What is expected => Check the listing below line by line and report how many lines hold "verified", with no other words.

Records =>
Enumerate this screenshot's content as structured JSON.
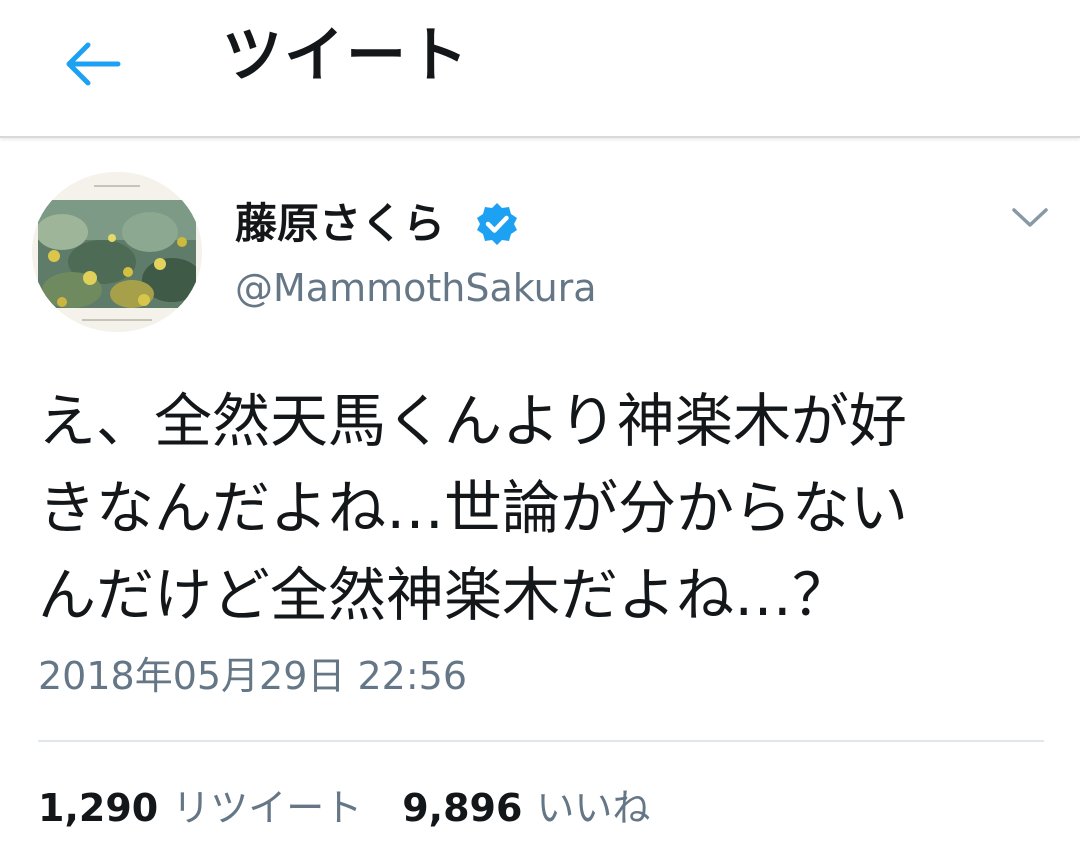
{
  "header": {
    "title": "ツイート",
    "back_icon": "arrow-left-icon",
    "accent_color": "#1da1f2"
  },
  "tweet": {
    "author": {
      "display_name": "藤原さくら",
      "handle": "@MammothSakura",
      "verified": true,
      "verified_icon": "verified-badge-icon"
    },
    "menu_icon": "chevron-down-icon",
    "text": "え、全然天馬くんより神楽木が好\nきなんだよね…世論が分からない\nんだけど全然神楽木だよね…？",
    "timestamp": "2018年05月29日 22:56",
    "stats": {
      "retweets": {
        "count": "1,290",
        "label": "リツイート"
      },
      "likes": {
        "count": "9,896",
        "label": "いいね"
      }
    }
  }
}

Answer to the task => 2